» JOB
Write the listing below out again exactly, dropping the images.

--- ENTRIES PROVIDED ---

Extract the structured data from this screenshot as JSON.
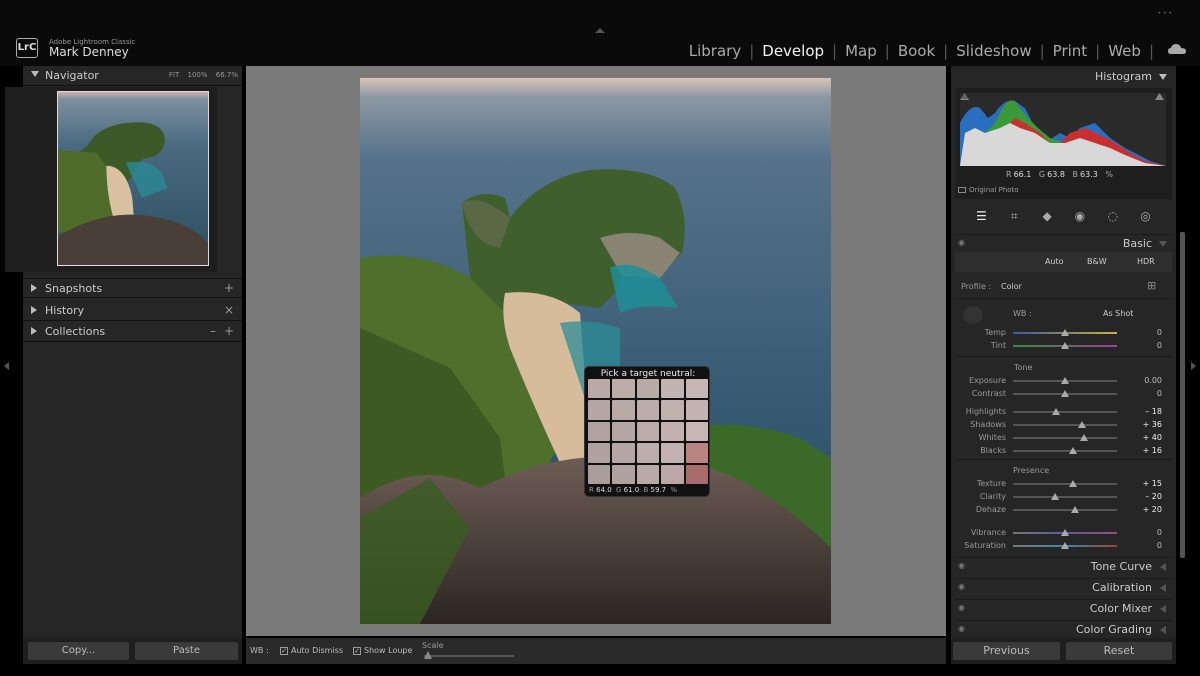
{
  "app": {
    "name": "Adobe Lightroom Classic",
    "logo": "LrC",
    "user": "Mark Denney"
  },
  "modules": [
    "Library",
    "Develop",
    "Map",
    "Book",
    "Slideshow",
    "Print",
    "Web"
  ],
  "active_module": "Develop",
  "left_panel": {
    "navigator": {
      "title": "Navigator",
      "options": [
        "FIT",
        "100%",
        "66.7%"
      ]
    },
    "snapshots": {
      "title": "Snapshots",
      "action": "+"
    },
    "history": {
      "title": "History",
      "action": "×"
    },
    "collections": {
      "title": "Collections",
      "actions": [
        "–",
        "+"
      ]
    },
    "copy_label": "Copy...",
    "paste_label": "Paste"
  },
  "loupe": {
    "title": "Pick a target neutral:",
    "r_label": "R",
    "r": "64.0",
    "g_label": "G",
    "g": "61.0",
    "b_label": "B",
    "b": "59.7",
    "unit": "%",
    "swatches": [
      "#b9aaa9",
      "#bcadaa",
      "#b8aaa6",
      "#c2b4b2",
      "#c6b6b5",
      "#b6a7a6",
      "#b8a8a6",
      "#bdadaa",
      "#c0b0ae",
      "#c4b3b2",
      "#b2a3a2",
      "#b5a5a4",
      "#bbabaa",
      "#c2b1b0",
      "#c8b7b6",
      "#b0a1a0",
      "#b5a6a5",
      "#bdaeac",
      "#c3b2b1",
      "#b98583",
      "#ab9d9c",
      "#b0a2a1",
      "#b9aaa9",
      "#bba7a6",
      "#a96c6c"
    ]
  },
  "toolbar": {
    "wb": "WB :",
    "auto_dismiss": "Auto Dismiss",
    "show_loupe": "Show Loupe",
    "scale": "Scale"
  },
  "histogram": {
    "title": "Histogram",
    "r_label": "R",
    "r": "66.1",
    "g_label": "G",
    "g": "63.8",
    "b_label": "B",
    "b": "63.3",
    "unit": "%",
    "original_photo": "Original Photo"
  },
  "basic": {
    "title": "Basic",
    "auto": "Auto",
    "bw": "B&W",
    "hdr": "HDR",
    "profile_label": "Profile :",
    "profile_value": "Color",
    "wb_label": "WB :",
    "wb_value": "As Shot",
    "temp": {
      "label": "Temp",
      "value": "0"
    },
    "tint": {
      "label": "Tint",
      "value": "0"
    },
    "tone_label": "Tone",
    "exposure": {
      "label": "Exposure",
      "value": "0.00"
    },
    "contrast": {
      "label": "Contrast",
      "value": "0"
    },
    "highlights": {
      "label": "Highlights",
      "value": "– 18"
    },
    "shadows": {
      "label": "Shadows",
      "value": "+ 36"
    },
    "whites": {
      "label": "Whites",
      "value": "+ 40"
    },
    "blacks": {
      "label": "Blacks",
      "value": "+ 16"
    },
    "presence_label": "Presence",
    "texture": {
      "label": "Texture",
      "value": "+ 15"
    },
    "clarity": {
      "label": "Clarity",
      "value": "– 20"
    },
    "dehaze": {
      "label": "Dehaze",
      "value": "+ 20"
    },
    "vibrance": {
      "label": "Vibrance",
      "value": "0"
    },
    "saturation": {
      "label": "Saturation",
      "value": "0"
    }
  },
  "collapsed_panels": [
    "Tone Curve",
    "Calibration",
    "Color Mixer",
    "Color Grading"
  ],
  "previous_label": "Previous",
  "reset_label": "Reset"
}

---

» SOLVED EXERCISE
Extract the structured data from this screenshot as JSON.
{
  "app": {
    "name": "Adobe Lightroom Classic",
    "logo": "LrC",
    "user": "Mark Denney"
  },
  "modules": [
    "Library",
    "Develop",
    "Map",
    "Book",
    "Slideshow",
    "Print",
    "Web"
  ],
  "active_module": "Develop",
  "left_panel": {
    "navigator": {
      "title": "Navigator",
      "options": [
        "FIT",
        "100%",
        "66.7%"
      ]
    },
    "snapshots": {
      "title": "Snapshots",
      "action": "+"
    },
    "history": {
      "title": "History",
      "action": "×"
    },
    "collections": {
      "title": "Collections",
      "actions": [
        "–",
        "+"
      ]
    },
    "copy_label": "Copy...",
    "paste_label": "Paste"
  },
  "loupe": {
    "title": "Pick a target neutral:",
    "r_label": "R",
    "r": "64.0",
    "g_label": "G",
    "g": "61.0",
    "b_label": "B",
    "b": "59.7",
    "unit": "%",
    "swatches": [
      "#b9aaa9",
      "#bcadaa",
      "#b8aaa6",
      "#c2b4b2",
      "#c6b6b5",
      "#b6a7a6",
      "#b8a8a6",
      "#bdadaa",
      "#c0b0ae",
      "#c4b3b2",
      "#b2a3a2",
      "#b5a5a4",
      "#bbabaa",
      "#c2b1b0",
      "#c8b7b6",
      "#b0a1a0",
      "#b5a6a5",
      "#bdaeac",
      "#c3b2b1",
      "#b98583",
      "#ab9d9c",
      "#b0a2a1",
      "#b9aaa9",
      "#bba7a6",
      "#a96c6c"
    ]
  },
  "toolbar": {
    "wb": "WB :",
    "auto_dismiss": "Auto Dismiss",
    "show_loupe": "Show Loupe",
    "scale": "Scale"
  },
  "histogram": {
    "title": "Histogram",
    "r_label": "R",
    "r": "66.1",
    "g_label": "G",
    "g": "63.8",
    "b_label": "B",
    "b": "63.3",
    "unit": "%",
    "original_photo": "Original Photo"
  },
  "basic": {
    "title": "Basic",
    "auto": "Auto",
    "bw": "B&W",
    "hdr": "HDR",
    "profile_label": "Profile :",
    "profile_value": "Color",
    "wb_label": "WB :",
    "wb_value": "As Shot",
    "temp": {
      "label": "Temp",
      "value": "0"
    },
    "tint": {
      "label": "Tint",
      "value": "0"
    },
    "tone_label": "Tone",
    "exposure": {
      "label": "Exposure",
      "value": "0.00"
    },
    "contrast": {
      "label": "Contrast",
      "value": "0"
    },
    "highlights": {
      "label": "Highlights",
      "value": "– 18"
    },
    "shadows": {
      "label": "Shadows",
      "value": "+ 36"
    },
    "whites": {
      "label": "Whites",
      "value": "+ 40"
    },
    "blacks": {
      "label": "Blacks",
      "value": "+ 16"
    },
    "presence_label": "Presence",
    "texture": {
      "label": "Texture",
      "value": "+ 15"
    },
    "clarity": {
      "label": "Clarity",
      "value": "– 20"
    },
    "dehaze": {
      "label": "Dehaze",
      "value": "+ 20"
    },
    "vibrance": {
      "label": "Vibrance",
      "value": "0"
    },
    "saturation": {
      "label": "Saturation",
      "value": "0"
    }
  },
  "collapsed_panels": [
    "Tone Curve",
    "Calibration",
    "Color Mixer",
    "Color Grading"
  ],
  "previous_label": "Previous",
  "reset_label": "Reset"
}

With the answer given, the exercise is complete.